§ Task description: Copy out the material below word for word, beginning with its very first line and going on through the line that contains "clipboard-checklist-icon: [672, 205, 805, 338]", and stop there.

§ Supplied material:
* start *

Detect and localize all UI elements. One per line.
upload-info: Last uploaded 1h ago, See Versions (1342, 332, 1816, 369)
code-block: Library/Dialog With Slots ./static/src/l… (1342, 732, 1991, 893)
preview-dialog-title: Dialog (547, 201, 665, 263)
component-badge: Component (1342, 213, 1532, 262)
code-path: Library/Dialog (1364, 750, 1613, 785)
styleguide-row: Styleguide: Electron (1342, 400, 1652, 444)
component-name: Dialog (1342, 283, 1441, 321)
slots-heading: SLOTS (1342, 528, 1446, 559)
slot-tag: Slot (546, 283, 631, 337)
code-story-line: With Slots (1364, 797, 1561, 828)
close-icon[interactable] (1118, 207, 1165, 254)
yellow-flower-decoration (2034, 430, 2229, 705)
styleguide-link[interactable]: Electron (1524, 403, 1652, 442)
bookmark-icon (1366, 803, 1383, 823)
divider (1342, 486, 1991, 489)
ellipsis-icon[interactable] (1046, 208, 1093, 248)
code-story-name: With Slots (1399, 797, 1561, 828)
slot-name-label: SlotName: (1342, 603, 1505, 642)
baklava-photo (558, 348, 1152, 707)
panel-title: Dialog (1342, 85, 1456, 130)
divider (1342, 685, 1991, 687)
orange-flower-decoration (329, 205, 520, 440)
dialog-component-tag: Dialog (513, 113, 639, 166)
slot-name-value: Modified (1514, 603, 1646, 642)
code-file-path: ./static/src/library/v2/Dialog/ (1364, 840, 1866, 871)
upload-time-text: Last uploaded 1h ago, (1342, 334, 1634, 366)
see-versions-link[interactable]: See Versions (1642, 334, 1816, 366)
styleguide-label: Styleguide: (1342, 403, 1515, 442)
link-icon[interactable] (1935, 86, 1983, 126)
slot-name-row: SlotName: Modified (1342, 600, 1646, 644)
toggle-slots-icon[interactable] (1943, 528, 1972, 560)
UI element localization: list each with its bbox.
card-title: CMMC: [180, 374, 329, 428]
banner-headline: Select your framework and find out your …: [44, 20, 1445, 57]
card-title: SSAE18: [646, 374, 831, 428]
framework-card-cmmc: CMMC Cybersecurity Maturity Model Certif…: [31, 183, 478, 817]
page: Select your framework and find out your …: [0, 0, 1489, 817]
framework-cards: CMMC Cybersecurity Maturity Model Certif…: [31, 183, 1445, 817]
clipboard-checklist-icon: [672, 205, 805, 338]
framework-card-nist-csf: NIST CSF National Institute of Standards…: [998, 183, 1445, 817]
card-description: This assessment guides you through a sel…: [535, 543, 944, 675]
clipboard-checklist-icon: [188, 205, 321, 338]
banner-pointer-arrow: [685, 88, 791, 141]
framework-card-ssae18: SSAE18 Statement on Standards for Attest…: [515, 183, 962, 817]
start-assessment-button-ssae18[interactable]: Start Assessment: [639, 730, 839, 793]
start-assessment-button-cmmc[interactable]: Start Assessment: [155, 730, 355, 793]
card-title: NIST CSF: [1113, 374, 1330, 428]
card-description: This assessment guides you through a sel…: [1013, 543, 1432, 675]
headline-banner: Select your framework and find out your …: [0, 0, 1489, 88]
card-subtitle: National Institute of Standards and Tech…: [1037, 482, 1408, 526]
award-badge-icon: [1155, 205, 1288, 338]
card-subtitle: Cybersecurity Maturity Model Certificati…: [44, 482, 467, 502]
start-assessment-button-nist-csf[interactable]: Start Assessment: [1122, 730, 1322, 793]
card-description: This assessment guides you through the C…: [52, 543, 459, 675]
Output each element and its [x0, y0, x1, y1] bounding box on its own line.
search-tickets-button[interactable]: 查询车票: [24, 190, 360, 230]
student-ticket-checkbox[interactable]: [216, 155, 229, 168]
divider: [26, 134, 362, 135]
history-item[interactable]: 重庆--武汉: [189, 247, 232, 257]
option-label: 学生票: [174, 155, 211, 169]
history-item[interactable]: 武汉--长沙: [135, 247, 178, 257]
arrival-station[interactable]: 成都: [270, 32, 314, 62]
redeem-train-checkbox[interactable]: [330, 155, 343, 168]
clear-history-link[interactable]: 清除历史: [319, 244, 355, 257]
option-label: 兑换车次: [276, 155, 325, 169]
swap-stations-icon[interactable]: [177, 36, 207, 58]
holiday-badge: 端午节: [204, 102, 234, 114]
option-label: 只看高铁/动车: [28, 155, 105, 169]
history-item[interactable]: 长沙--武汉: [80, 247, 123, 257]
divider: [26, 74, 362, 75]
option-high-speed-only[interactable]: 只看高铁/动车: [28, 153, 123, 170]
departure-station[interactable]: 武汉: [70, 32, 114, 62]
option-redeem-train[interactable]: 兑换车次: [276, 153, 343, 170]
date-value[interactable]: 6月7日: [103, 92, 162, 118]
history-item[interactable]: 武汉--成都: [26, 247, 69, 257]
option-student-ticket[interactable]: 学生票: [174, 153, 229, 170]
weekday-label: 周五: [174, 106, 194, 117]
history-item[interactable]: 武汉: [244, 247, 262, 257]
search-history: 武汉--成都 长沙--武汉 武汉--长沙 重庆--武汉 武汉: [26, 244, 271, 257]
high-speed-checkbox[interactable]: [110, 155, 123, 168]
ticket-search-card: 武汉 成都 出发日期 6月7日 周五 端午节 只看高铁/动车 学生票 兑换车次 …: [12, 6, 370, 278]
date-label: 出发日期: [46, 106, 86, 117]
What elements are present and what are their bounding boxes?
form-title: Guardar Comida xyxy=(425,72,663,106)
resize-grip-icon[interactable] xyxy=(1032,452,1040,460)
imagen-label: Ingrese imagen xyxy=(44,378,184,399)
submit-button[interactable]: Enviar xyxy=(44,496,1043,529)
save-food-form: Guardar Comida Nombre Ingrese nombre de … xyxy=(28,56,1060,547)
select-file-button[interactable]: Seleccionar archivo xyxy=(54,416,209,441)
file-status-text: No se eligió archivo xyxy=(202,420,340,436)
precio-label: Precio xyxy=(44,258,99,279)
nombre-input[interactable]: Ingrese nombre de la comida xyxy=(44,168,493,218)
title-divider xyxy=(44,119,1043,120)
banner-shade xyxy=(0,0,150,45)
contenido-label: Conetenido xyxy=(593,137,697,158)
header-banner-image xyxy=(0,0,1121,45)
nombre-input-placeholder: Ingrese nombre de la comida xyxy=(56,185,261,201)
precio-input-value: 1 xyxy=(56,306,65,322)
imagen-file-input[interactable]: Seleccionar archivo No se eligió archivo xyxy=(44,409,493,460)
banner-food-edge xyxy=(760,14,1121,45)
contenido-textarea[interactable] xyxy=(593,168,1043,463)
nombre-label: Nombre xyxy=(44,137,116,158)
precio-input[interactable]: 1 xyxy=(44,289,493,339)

* end *

§ Reply:
Detect and localize all UI elements. One per line.
upload-info: Last uploaded 1h ago, See Versions (1342, 332, 1816, 369)
code-block: Library/Dialog With Slots ./static/src/l… (1342, 732, 1991, 893)
preview-dialog-title: Dialog (547, 201, 665, 263)
component-badge: Component (1342, 213, 1532, 262)
code-path: Library/Dialog (1364, 750, 1613, 785)
styleguide-row: Styleguide: Electron (1342, 400, 1652, 444)
component-name: Dialog (1342, 283, 1441, 321)
slots-heading: SLOTS (1342, 528, 1446, 559)
slot-tag: Slot (546, 283, 631, 337)
code-story-line: With Slots (1364, 797, 1561, 828)
close-icon[interactable] (1118, 207, 1165, 254)
yellow-flower-decoration (2034, 430, 2229, 705)
styleguide-link[interactable]: Electron (1524, 403, 1652, 442)
bookmark-icon (1366, 803, 1383, 823)
divider (1342, 486, 1991, 489)
ellipsis-icon[interactable] (1046, 208, 1093, 248)
code-story-name: With Slots (1399, 797, 1561, 828)
slot-name-label: SlotName: (1342, 603, 1505, 642)
baklava-photo (558, 348, 1152, 707)
panel-title: Dialog (1342, 85, 1456, 130)
divider (1342, 685, 1991, 687)
orange-flower-decoration (329, 205, 520, 440)
dialog-component-tag: Dialog (513, 113, 639, 166)
slot-name-value: Modified (1514, 603, 1646, 642)
code-file-path: ./static/src/library/v2/Dialog/ (1364, 840, 1866, 871)
upload-time-text: Last uploaded 1h ago, (1342, 334, 1634, 366)
see-versions-link[interactable]: See Versions (1642, 334, 1816, 366)
styleguide-label: Styleguide: (1342, 403, 1515, 442)
link-icon[interactable] (1935, 86, 1983, 126)
slot-name-row: SlotName: Modified (1342, 600, 1646, 644)
toggle-slots-icon[interactable] (1943, 528, 1972, 560)
UI element localization: list each with its bbox.
card-title: CMMC: [180, 374, 329, 428]
banner-headline: Select your framework and find out your …: [44, 20, 1445, 57]
card-title: SSAE18: [646, 374, 831, 428]
framework-card-cmmc: CMMC Cybersecurity Maturity Model Certif…: [31, 183, 478, 817]
page: Select your framework and find out your …: [0, 0, 1489, 817]
framework-cards: CMMC Cybersecurity Maturity Model Certif…: [31, 183, 1445, 817]
clipboard-checklist-icon: [672, 205, 805, 338]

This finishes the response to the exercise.